───── DATA EXTRACT

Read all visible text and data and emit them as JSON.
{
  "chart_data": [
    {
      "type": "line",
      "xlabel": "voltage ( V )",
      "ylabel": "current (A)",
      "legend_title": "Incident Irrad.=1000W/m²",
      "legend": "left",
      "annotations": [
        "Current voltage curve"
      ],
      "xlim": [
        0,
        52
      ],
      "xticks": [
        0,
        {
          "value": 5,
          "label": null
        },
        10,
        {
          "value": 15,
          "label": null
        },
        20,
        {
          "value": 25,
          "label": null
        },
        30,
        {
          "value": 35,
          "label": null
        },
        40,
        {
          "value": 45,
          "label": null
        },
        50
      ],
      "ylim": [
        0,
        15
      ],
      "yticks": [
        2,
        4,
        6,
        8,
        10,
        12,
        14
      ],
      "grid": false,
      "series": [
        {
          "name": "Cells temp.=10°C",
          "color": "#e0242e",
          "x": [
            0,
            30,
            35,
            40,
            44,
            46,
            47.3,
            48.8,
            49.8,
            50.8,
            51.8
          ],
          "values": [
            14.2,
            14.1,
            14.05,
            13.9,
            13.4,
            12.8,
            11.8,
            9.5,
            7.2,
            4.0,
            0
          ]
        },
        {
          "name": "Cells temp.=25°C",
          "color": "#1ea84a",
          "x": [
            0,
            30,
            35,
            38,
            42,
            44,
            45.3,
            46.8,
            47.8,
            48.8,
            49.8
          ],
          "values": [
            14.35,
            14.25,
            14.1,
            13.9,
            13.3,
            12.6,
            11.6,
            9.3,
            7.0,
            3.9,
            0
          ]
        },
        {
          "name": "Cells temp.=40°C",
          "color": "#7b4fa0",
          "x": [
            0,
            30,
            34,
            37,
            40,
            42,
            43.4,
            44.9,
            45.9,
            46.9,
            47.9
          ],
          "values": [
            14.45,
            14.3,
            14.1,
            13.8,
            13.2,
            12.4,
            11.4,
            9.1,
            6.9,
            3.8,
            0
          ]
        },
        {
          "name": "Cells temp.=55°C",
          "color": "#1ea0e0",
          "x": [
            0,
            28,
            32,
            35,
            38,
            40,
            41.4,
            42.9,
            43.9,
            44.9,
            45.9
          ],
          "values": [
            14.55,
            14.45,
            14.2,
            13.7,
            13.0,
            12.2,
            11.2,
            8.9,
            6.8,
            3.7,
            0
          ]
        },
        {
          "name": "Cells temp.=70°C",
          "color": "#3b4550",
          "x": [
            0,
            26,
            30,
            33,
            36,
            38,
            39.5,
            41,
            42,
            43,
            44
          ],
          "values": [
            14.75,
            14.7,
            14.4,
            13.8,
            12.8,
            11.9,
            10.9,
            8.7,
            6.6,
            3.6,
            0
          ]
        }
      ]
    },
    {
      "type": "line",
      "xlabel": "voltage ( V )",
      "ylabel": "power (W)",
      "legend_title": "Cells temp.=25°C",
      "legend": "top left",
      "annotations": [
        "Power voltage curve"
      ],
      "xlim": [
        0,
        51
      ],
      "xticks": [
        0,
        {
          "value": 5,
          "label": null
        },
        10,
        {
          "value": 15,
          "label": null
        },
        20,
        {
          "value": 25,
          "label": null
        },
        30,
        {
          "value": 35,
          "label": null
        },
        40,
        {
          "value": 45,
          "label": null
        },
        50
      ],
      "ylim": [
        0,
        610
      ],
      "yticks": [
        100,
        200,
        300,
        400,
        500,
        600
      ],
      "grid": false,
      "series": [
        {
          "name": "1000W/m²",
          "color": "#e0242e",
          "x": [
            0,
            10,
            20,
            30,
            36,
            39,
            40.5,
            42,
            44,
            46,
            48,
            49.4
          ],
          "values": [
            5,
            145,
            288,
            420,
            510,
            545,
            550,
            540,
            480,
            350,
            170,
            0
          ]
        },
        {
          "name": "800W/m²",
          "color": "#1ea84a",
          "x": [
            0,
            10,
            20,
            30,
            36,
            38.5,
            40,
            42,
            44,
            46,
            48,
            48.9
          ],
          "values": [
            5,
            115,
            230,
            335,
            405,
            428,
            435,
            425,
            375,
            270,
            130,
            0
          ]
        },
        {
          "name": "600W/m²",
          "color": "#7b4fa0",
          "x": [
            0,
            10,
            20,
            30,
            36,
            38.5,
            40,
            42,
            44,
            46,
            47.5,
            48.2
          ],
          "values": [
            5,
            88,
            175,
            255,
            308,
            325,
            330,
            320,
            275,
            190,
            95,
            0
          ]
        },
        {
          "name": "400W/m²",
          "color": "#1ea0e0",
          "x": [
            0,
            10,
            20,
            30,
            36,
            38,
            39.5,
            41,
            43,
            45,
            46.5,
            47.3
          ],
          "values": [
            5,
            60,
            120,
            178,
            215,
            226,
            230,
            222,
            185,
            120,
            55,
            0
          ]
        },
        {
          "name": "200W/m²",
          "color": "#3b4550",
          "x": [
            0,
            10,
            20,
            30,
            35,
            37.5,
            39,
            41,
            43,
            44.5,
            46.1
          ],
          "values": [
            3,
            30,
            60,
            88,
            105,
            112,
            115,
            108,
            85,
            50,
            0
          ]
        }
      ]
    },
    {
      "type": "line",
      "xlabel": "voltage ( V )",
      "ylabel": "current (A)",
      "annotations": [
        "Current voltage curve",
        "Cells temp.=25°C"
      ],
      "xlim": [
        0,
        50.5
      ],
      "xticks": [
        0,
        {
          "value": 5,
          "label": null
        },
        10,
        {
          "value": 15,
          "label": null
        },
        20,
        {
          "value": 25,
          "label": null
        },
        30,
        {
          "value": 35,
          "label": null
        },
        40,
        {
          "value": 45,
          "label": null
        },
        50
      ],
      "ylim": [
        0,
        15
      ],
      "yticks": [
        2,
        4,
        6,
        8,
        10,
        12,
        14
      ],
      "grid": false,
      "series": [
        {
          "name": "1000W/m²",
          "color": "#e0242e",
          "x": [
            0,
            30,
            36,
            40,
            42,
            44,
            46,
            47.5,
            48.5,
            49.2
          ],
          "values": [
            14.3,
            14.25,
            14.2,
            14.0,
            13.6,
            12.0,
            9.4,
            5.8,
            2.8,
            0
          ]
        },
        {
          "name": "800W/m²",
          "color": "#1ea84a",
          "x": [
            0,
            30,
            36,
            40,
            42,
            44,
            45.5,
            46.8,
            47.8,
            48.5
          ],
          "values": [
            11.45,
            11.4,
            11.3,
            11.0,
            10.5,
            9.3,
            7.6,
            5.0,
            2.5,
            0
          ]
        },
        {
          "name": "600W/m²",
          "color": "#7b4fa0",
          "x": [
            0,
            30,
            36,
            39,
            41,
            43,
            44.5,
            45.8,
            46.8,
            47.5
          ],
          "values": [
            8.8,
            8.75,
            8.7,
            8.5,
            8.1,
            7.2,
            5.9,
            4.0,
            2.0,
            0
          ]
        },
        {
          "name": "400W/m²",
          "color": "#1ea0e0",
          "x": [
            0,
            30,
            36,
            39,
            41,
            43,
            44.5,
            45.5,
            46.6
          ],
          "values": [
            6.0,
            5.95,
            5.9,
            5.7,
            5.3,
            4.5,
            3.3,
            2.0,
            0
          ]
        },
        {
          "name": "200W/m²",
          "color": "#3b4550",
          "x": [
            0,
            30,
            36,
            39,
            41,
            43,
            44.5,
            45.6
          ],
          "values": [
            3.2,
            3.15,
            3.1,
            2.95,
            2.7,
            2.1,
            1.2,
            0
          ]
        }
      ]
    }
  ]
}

──────────

Write out the whole listing again, exactly as it stands.

_ANSWER TO THE TASK_
Read all visible text and data and emit them as JSON.
{
  "chart_data": [
    {
      "type": "line",
      "xlabel": "voltage ( V )",
      "ylabel": "current (A)",
      "legend_title": "Incident Irrad.=1000W/m²",
      "legend": "left",
      "annotations": [
        "Current voltage curve"
      ],
      "xlim": [
        0,
        52
      ],
      "xticks": [
        0,
        {
          "value": 5,
          "label": null
        },
        10,
        {
          "value": 15,
          "label": null
        },
        20,
        {
          "value": 25,
          "label": null
        },
        30,
        {
          "value": 35,
          "label": null
        },
        40,
        {
          "value": 45,
          "label": null
        },
        50
      ],
      "ylim": [
        0,
        15
      ],
      "yticks": [
        2,
        4,
        6,
        8,
        10,
        12,
        14
      ],
      "grid": false,
      "series": [
        {
          "name": "Cells temp.=10°C",
          "color": "#e0242e",
          "x": [
            0,
            30,
            35,
            40,
            44,
            46,
            47.3,
            48.8,
            49.8,
            50.8,
            51.8
          ],
          "values": [
            14.2,
            14.1,
            14.05,
            13.9,
            13.4,
            12.8,
            11.8,
            9.5,
            7.2,
            4.0,
            0
          ]
        },
        {
          "name": "Cells temp.=25°C",
          "color": "#1ea84a",
          "x": [
            0,
            30,
            35,
            38,
            42,
            44,
            45.3,
            46.8,
            47.8,
            48.8,
            49.8
          ],
          "values": [
            14.35,
            14.25,
            14.1,
            13.9,
            13.3,
            12.6,
            11.6,
            9.3,
            7.0,
            3.9,
            0
          ]
        },
        {
          "name": "Cells temp.=40°C",
          "color": "#7b4fa0",
          "x": [
            0,
            30,
            34,
            37,
            40,
            42,
            43.4,
            44.9,
            45.9,
            46.9,
            47.9
          ],
          "values": [
            14.45,
            14.3,
            14.1,
            13.8,
            13.2,
            12.4,
            11.4,
            9.1,
            6.9,
            3.8,
            0
          ]
        },
        {
          "name": "Cells temp.=55°C",
          "color": "#1ea0e0",
          "x": [
            0,
            28,
            32,
            35,
            38,
            40,
            41.4,
            42.9,
            43.9,
            44.9,
            45.9
          ],
          "values": [
            14.55,
            14.45,
            14.2,
            13.7,
            13.0,
            12.2,
            11.2,
            8.9,
            6.8,
            3.7,
            0
          ]
        },
        {
          "name": "Cells temp.=70°C",
          "color": "#3b4550",
          "x": [
            0,
            26,
            30,
            33,
            36,
            38,
            39.5,
            41,
            42,
            43,
            44
          ],
          "values": [
            14.75,
            14.7,
            14.4,
            13.8,
            12.8,
            11.9,
            10.9,
            8.7,
            6.6,
            3.6,
            0
          ]
        }
      ]
    },
    {
      "type": "line",
      "xlabel": "voltage ( V )",
      "ylabel": "power (W)",
      "legend_title": "Cells temp.=25°C",
      "legend": "top left",
      "annotations": [
        "Power voltage curve"
      ],
      "xlim": [
        0,
        51
      ],
      "xticks": [
        0,
        {
          "value": 5,
          "label": null
        },
        10,
        {
          "value": 15,
          "label": null
        },
        20,
        {
          "value": 25,
          "label": null
        },
        30,
        {
          "value": 35,
          "label": null
        },
        40,
        {
          "value": 45,
          "label": null
        },
        50
      ],
      "ylim": [
        0,
        610
      ],
      "yticks": [
        100,
        200,
        300,
        400,
        500,
        600
      ],
      "grid": false,
      "series": [
        {
          "name": "1000W/m²",
          "color": "#e0242e",
          "x": [
            0,
            10,
            20,
            30,
            36,
            39,
            40.5,
            42,
            44,
            46,
            48,
            49.4
          ],
          "values": [
            5,
            145,
            288,
            420,
            510,
            545,
            550,
            540,
            480,
            350,
            170,
            0
          ]
        },
        {
          "name": "800W/m²",
          "color": "#1ea84a",
          "x": [
            0,
            10,
            20,
            30,
            36,
            38.5,
            40,
            42,
            44,
            46,
            48,
            48.9
          ],
          "values": [
            5,
            115,
            230,
            335,
            405,
            428,
            435,
            425,
            375,
            270,
            130,
            0
          ]
        },
        {
          "name": "600W/m²",
          "color": "#7b4fa0",
          "x": [
            0,
            10,
            20,
            30,
            36,
            38.5,
            40,
            42,
            44,
            46,
            47.5,
            48.2
          ],
          "values": [
            5,
            88,
            175,
            255,
            308,
            325,
            330,
            320,
            275,
            190,
            95,
            0
          ]
        },
        {
          "name": "400W/m²",
          "color": "#1ea0e0",
          "x": [
            0,
            10,
            20,
            30,
            36,
            38,
            39.5,
            41,
            43,
            45,
            46.5,
            47.3
          ],
          "values": [
            5,
            60,
            120,
            178,
            215,
            226,
            230,
            222,
            185,
            120,
            55,
            0
          ]
        },
        {
          "name": "200W/m²",
          "color": "#3b4550",
          "x": [
            0,
            10,
            20,
            30,
            35,
            37.5,
            39,
            41,
            43,
            44.5,
            46.1
          ],
          "values": [
            3,
            30,
            60,
            88,
            105,
            112,
            115,
            108,
            85,
            50,
            0
          ]
        }
      ]
    },
    {
      "type": "line",
      "xlabel": "voltage ( V )",
      "ylabel": "current (A)",
      "annotations": [
        "Current voltage curve",
        "Cells temp.=25°C"
      ],
      "xlim": [
        0,
        50.5
      ],
      "xticks": [
        0,
        {
          "value": 5,
          "label": null
        },
        10,
        {
          "value": 15,
          "label": null
        },
        20,
        {
          "value": 25,
          "label": null
        },
        30,
        {
          "value": 35,
          "label": null
        },
        40,
        {
          "value": 45,
          "label": null
        },
        50
      ],
      "ylim": [
        0,
        15
      ],
      "yticks": [
        2,
        4,
        6,
        8,
        10,
        12,
        14
      ],
      "grid": false,
      "series": [
        {
          "name": "1000W/m²",
          "color": "#e0242e",
          "x": [
            0,
            30,
            36,
            40,
            42,
            44,
            46,
            47.5,
            48.5,
            49.2
          ],
          "values": [
            14.3,
            14.25,
            14.2,
            14.0,
            13.6,
            12.0,
            9.4,
            5.8,
            2.8,
            0
          ]
        },
        {
          "name": "800W/m²",
          "color": "#1ea84a",
          "x": [
            0,
            30,
            36,
            40,
            42,
            44,
            45.5,
            46.8,
            47.8,
            48.5
          ],
          "values": [
            11.45,
            11.4,
            11.3,
            11.0,
            10.5,
            9.3,
            7.6,
            5.0,
            2.5,
            0
          ]
        },
        {
          "name": "600W/m²",
          "color": "#7b4fa0",
          "x": [
            0,
            30,
            36,
            39,
            41,
            43,
            44.5,
            45.8,
            46.8,
            47.5
          ],
          "values": [
            8.8,
            8.75,
            8.7,
            8.5,
            8.1,
            7.2,
            5.9,
            4.0,
            2.0,
            0
          ]
        },
        {
          "name": "400W/m²",
          "color": "#1ea0e0",
          "x": [
            0,
            30,
            36,
            39,
            41,
            43,
            44.5,
            45.5,
            46.6
          ],
          "values": [
            6.0,
            5.95,
            5.9,
            5.7,
            5.3,
            4.5,
            3.3,
            2.0,
            0
          ]
        },
        {
          "name": "200W/m²",
          "color": "#3b4550",
          "x": [
            0,
            30,
            36,
            39,
            41,
            43,
            44.5,
            45.6
          ],
          "values": [
            3.2,
            3.15,
            3.1,
            2.95,
            2.7,
            2.1,
            1.2,
            0
          ]
        }
      ]
    }
  ]
}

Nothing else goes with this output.